### WHAT YOU WILL DO:
Here are some records; return them all exactly.

··· DATA SUPPLIED ···

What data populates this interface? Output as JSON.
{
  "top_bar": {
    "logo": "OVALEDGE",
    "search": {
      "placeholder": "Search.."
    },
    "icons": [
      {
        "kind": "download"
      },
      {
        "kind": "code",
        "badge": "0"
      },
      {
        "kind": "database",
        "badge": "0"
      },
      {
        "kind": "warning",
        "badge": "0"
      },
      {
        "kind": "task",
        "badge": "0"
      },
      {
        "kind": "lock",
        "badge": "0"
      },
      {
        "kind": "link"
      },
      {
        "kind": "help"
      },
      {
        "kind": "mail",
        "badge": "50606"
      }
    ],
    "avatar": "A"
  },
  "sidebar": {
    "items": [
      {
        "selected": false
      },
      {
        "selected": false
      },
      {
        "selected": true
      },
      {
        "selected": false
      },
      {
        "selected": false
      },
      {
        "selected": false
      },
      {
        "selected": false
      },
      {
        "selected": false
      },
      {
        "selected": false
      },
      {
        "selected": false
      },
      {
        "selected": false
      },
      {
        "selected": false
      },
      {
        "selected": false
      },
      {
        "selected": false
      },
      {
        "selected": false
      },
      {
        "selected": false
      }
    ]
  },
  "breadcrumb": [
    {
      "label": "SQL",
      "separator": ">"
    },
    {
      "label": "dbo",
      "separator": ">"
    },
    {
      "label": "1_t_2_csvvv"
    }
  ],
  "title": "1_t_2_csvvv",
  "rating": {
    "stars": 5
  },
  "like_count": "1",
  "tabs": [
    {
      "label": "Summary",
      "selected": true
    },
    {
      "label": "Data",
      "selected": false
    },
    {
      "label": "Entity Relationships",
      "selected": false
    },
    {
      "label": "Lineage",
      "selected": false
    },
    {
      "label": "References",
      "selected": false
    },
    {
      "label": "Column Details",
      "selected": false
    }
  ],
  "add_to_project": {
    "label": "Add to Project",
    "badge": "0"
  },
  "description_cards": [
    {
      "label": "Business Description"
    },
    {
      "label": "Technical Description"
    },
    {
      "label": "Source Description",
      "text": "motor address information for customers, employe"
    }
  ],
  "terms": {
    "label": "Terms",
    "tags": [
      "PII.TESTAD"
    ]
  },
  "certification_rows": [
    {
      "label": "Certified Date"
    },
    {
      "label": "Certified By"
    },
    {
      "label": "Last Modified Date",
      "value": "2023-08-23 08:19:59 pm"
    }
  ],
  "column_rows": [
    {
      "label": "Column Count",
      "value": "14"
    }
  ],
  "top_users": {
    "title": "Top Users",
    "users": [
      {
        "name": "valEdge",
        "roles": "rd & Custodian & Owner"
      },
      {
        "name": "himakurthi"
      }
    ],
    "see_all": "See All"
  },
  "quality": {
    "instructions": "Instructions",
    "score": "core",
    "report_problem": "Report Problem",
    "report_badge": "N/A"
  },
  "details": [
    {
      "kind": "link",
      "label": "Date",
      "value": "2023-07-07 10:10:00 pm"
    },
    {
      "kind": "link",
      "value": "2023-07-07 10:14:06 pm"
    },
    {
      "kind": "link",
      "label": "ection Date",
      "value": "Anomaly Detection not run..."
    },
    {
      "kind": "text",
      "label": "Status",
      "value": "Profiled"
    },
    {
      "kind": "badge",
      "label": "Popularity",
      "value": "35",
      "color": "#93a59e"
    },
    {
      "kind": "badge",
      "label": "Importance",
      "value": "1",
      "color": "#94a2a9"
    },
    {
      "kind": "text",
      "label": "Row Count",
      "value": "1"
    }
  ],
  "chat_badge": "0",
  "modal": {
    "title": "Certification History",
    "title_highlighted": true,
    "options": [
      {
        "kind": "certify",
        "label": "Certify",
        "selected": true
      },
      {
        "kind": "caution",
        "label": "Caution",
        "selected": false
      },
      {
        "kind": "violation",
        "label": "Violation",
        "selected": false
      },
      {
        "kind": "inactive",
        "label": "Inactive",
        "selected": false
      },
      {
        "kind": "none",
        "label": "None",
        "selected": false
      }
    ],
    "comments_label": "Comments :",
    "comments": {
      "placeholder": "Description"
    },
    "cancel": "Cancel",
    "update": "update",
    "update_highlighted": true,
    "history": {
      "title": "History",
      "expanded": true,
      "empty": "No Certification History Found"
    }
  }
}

···

### THE SOLUTION:
What data populates this interface? Output as JSON.
{
  "top_bar": {
    "logo": "OVALEDGE",
    "search": {
      "placeholder": "Search.."
    },
    "icons": [
      {
        "kind": "download"
      },
      {
        "kind": "code",
        "badge": "0"
      },
      {
        "kind": "database",
        "badge": "0"
      },
      {
        "kind": "warning",
        "badge": "0"
      },
      {
        "kind": "task",
        "badge": "0"
      },
      {
        "kind": "lock",
        "badge": "0"
      },
      {
        "kind": "link"
      },
      {
        "kind": "help"
      },
      {
        "kind": "mail",
        "badge": "50606"
      }
    ],
    "avatar": "A"
  },
  "sidebar": {
    "items": [
      {
        "selected": false
      },
      {
        "selected": false
      },
      {
        "selected": true
      },
      {
        "selected": false
      },
      {
        "selected": false
      },
      {
        "selected": false
      },
      {
        "selected": false
      },
      {
        "selected": false
      },
      {
        "selected": false
      },
      {
        "selected": false
      },
      {
        "selected": false
      },
      {
        "selected": false
      },
      {
        "selected": false
      },
      {
        "selected": false
      },
      {
        "selected": false
      },
      {
        "selected": false
      }
    ]
  },
  "breadcrumb": [
    {
      "label": "SQL",
      "separator": ">"
    },
    {
      "label": "dbo",
      "separator": ">"
    },
    {
      "label": "1_t_2_csvvv"
    }
  ],
  "title": "1_t_2_csvvv",
  "rating": {
    "stars": 5
  },
  "like_count": "1",
  "tabs": [
    {
      "label": "Summary",
      "selected": true
    },
    {
      "label": "Data",
      "selected": false
    },
    {
      "label": "Entity Relationships",
      "selected": false
    },
    {
      "label": "Lineage",
      "selected": false
    },
    {
      "label": "References",
      "selected": false
    },
    {
      "label": "Column Details",
      "selected": false
    }
  ],
  "add_to_project": {
    "label": "Add to Project",
    "badge": "0"
  },
  "description_cards": [
    {
      "label": "Business Description"
    },
    {
      "label": "Technical Description"
    },
    {
      "label": "Source Description",
      "text": "motor address information for customers, employe"
    }
  ],
  "terms": {
    "label": "Terms",
    "tags": [
      "PII.TESTAD"
    ]
  },
  "certification_rows": [
    {
      "label": "Certified Date"
    },
    {
      "label": "Certified By"
    },
    {
      "label": "Last Modified Date",
      "value": "2023-08-23 08:19:59 pm"
    }
  ],
  "column_rows": [
    {
      "label": "Column Count",
      "value": "14"
    }
  ],
  "top_users": {
    "title": "Top Users",
    "users": [
      {
        "name": "valEdge",
        "roles": "rd & Custodian & Owner"
      },
      {
        "name": "himakurthi"
      }
    ],
    "see_all": "See All"
  },
  "quality": {
    "instructions": "Instructions",
    "score": "core",
    "report_problem": "Report Problem",
    "report_badge": "N/A"
  },
  "details": [
    {
      "kind": "link",
      "label": "Date",
      "value": "2023-07-07 10:10:00 pm"
    },
    {
      "kind": "link",
      "value": "2023-07-07 10:14:06 pm"
    },
    {
      "kind": "link",
      "label": "ection Date",
      "value": "Anomaly Detection not run..."
    },
    {
      "kind": "text",
      "label": "Status",
      "value": "Profiled"
    },
    {
      "kind": "badge",
      "label": "Popularity",
      "value": "35",
      "color": "#93a59e"
    },
    {
      "kind": "badge",
      "label": "Importance",
      "value": "1",
      "color": "#94a2a9"
    },
    {
      "kind": "text",
      "label": "Row Count",
      "value": "1"
    }
  ],
  "chat_badge": "0",
  "modal": {
    "title": "Certification History",
    "title_highlighted": true,
    "options": [
      {
        "kind": "certify",
        "label": "Certify",
        "selected": true
      },
      {
        "kind": "caution",
        "label": "Caution",
        "selected": false
      },
      {
        "kind": "violation",
        "label": "Violation",
        "selected": false
      },
      {
        "kind": "inactive",
        "label": "Inactive",
        "selected": false
      },
      {
        "kind": "none",
        "label": "None",
        "selected": false
      }
    ],
    "comments_label": "Comments :",
    "comments": {
      "placeholder": "Description"
    },
    "cancel": "Cancel",
    "update": "update",
    "update_highlighted": true,
    "history": {
      "title": "History",
      "expanded": true,
      "empty": "No Certification History Found"
    }
  }
}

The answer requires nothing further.